> Do this: Reproduce all of the records exactly.

[Dataset excerpt]
——

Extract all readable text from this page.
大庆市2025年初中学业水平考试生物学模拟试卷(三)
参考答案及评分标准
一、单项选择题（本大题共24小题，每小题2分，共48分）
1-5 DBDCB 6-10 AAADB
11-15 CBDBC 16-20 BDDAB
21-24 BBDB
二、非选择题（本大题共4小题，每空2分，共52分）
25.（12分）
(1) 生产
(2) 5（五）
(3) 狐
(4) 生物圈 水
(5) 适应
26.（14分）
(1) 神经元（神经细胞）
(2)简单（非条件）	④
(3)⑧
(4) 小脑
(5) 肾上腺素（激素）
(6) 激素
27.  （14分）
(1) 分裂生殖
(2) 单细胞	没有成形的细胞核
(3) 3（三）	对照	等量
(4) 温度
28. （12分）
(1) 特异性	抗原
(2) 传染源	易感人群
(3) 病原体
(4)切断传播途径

——

> Written response:
Extract all readable text from this page.
大庆市2025年初中学业水平考试生物学模拟试卷(三)
参考答案及评分标准
一、单项选择题（本大题共24小题，每小题2分，共48分）
1-5 DBDCB 6-10 AAADB
11-15 CBDBC 16-20 BDDAB
21-24 BBDB
二、非选择题（本大题共4小题，每空2分，共52分）
25.（12分）
(1) 生产
(2) 5（五）
(3) 狐
(4) 生物圈 水
(5) 适应
26.（14分）
(1) 神经元（神经细胞）
(2)简单（非条件）	④
(3)⑧
(4) 小脑
(5) 肾上腺素（激素）
(6) 激素
27.  （14分）
(1) 分裂生殖
(2) 单细胞	没有成形的细胞核
(3) 3（三）	对照	等量
(4) 温度
28. （12分）
(1) 特异性	抗原
(2) 传染源	易感人群
(3) 病原体
(4)切断传播途径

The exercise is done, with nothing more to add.